::: RECORDS TO PROCESS :::

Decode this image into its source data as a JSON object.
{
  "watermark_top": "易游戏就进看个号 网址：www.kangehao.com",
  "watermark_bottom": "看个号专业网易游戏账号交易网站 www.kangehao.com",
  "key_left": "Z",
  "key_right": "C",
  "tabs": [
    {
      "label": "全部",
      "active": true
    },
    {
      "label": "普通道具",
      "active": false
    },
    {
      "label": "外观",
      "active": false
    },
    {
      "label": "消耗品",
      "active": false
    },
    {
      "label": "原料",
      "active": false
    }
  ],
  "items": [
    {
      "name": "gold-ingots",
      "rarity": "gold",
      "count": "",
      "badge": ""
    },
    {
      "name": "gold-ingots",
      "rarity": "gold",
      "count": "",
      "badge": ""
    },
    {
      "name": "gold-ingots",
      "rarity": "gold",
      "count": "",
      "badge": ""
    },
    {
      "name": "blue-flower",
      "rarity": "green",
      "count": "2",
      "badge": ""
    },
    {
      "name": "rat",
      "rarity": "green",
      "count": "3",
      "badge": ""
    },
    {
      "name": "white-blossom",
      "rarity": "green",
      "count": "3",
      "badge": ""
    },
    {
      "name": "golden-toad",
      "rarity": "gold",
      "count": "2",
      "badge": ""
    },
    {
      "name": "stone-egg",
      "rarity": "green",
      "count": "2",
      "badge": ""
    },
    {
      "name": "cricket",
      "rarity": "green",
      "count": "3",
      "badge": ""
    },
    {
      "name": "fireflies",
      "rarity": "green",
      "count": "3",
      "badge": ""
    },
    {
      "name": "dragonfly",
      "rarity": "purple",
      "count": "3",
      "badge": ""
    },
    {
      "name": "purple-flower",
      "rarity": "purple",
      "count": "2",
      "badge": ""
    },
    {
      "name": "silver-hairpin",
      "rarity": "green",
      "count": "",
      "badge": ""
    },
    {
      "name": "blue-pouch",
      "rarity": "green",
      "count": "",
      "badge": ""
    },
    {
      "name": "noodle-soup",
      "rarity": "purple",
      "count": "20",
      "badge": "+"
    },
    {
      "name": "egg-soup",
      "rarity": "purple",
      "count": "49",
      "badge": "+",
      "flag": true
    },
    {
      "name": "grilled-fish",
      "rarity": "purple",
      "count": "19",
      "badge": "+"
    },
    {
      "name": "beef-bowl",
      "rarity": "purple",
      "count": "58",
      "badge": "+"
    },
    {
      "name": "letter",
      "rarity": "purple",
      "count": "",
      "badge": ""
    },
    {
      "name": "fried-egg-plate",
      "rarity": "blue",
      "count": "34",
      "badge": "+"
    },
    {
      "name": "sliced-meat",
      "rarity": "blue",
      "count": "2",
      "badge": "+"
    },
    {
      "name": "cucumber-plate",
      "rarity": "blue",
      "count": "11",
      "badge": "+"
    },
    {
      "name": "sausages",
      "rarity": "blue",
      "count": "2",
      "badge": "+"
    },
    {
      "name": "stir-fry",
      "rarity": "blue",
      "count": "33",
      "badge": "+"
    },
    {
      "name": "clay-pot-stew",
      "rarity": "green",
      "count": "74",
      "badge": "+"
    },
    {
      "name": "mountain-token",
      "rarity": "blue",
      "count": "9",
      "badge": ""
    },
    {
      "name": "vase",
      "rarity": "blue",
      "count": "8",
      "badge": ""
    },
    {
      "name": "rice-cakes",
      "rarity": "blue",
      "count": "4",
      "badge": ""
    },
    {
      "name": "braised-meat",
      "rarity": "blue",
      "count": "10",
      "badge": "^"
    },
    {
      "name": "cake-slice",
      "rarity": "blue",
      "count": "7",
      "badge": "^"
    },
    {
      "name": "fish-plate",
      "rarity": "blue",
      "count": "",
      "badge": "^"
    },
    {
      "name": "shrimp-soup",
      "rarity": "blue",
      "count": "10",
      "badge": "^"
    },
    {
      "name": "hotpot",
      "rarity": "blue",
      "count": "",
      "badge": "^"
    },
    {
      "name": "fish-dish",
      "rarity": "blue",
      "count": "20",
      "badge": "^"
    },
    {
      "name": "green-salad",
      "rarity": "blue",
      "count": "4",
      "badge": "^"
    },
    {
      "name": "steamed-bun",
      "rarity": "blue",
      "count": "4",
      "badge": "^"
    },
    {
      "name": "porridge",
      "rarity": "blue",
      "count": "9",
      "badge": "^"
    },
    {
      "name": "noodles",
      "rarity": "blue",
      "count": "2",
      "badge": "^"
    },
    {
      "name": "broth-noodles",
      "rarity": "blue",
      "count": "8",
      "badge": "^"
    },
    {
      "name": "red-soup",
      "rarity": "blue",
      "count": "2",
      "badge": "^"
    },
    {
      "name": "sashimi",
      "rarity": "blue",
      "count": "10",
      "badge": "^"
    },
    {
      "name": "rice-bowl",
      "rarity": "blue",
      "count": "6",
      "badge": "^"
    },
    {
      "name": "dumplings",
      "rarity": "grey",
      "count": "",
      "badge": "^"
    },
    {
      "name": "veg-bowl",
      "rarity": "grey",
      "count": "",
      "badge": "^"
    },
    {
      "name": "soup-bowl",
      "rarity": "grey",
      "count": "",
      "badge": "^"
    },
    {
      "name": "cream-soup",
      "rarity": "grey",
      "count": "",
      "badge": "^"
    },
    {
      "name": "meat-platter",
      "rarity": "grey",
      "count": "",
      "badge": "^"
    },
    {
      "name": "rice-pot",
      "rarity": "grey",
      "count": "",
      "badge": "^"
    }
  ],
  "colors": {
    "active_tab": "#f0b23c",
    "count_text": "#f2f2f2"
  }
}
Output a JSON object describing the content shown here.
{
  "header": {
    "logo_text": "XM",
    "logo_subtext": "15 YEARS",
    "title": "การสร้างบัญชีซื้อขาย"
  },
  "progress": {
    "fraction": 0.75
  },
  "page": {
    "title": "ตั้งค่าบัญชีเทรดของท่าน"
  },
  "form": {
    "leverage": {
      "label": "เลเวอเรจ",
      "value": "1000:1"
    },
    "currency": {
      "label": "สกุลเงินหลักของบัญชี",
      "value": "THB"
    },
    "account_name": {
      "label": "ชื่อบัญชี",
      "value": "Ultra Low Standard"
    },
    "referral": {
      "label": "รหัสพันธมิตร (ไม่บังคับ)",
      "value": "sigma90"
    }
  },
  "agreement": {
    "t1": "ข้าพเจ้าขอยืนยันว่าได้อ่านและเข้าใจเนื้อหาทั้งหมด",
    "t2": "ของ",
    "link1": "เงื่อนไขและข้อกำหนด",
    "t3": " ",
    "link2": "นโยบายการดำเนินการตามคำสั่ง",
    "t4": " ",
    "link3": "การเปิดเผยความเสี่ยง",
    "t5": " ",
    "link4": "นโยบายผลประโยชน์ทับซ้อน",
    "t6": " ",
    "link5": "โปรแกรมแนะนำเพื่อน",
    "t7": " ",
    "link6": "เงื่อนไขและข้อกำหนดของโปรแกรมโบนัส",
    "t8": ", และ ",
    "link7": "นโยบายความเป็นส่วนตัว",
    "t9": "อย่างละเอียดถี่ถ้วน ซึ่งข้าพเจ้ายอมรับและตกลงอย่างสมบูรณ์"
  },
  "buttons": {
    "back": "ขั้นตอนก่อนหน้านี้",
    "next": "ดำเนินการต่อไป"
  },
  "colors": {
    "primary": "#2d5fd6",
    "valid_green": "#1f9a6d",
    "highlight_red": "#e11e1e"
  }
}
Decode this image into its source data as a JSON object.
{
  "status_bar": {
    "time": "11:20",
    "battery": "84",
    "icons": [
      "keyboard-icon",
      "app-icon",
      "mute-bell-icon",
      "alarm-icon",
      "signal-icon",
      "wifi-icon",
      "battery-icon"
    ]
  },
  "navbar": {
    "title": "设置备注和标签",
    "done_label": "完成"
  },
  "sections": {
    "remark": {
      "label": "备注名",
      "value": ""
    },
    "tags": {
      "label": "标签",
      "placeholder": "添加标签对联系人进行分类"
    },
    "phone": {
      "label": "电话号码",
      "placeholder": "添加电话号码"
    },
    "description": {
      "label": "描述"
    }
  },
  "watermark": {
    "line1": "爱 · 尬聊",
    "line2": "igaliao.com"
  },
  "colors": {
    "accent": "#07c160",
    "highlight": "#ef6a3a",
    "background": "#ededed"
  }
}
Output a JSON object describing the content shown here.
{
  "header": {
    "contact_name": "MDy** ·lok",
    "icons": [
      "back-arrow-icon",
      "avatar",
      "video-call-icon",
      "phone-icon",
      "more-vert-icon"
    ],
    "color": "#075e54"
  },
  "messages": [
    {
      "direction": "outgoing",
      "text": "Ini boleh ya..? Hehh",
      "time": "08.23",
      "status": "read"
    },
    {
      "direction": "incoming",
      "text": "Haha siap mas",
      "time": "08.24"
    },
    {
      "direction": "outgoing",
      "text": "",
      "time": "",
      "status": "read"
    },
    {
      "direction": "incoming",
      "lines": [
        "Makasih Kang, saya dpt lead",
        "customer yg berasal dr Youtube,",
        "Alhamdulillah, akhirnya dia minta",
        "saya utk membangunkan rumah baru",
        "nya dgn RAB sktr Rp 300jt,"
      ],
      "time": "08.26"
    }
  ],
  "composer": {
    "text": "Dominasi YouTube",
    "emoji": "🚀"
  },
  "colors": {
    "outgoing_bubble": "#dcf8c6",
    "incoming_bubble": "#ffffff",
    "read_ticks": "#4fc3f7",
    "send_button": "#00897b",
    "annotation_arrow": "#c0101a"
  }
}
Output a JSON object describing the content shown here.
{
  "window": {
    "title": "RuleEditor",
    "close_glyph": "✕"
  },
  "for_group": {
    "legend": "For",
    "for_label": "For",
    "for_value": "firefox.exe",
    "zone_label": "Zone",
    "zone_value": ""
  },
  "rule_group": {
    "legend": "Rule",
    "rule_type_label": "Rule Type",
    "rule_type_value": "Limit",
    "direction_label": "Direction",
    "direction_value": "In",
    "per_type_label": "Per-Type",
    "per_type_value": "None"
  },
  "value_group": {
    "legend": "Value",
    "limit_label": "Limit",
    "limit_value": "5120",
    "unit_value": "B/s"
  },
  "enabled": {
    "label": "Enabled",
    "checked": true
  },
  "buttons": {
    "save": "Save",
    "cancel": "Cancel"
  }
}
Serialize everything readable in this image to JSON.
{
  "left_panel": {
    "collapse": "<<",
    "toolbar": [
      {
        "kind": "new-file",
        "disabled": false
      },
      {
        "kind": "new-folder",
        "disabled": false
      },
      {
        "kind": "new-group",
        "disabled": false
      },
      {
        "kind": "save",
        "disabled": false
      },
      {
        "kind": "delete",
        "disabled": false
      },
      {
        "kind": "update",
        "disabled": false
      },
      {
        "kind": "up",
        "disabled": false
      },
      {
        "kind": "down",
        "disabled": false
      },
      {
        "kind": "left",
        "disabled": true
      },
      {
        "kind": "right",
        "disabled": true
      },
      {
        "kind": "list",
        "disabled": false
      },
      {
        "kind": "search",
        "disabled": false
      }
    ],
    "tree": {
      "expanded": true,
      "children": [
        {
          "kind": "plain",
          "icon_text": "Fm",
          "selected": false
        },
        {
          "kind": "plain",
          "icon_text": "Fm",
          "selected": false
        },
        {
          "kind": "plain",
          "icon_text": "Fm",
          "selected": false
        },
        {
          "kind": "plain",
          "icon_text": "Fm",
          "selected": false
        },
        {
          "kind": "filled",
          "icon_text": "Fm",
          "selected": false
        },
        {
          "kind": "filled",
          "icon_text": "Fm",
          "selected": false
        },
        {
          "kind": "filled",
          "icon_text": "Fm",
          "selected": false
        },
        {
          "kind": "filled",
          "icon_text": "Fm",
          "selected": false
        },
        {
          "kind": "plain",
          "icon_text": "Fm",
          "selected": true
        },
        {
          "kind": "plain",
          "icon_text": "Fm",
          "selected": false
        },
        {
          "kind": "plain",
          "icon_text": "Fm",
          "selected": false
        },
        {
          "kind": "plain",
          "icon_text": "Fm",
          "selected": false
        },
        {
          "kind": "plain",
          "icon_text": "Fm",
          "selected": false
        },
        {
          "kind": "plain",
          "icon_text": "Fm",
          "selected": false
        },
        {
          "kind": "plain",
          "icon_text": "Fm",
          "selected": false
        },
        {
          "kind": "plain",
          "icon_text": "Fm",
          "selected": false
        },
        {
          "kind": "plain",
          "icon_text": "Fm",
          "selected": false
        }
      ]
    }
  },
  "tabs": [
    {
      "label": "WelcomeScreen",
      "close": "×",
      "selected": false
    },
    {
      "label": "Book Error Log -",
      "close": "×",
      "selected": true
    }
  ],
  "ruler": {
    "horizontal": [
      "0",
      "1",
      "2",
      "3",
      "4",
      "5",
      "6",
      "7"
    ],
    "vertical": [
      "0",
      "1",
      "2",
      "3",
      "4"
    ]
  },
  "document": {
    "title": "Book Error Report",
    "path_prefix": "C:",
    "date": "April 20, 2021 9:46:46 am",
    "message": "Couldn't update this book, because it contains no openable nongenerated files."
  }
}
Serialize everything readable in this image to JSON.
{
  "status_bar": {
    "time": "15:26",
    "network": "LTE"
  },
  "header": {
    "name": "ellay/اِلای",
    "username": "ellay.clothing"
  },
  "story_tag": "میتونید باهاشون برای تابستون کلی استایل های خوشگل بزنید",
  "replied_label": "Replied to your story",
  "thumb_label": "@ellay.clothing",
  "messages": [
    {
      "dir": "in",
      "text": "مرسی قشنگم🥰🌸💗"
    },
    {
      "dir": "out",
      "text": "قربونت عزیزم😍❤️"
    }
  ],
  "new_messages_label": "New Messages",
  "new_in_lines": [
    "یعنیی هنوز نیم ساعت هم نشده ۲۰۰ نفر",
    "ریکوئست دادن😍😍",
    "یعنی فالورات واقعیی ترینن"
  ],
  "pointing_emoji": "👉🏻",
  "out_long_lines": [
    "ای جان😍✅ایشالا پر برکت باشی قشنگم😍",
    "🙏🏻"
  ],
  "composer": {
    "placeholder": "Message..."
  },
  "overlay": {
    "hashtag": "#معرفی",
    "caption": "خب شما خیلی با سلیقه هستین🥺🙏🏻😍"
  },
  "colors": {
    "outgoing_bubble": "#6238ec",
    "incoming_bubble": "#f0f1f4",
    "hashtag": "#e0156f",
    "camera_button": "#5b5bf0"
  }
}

:::

**EXERCISE PROMPT**
Identify the lines of the data that contain the word "อนไขและข". Copy each of them.

**SOLUTION FOR THIS EXERCISE**
    "link1": "เงื่อนไขและข้อกำหนด",
    "link6": "เงื่อนไขและข้อกำหนดของโปรแกรมโบนัส",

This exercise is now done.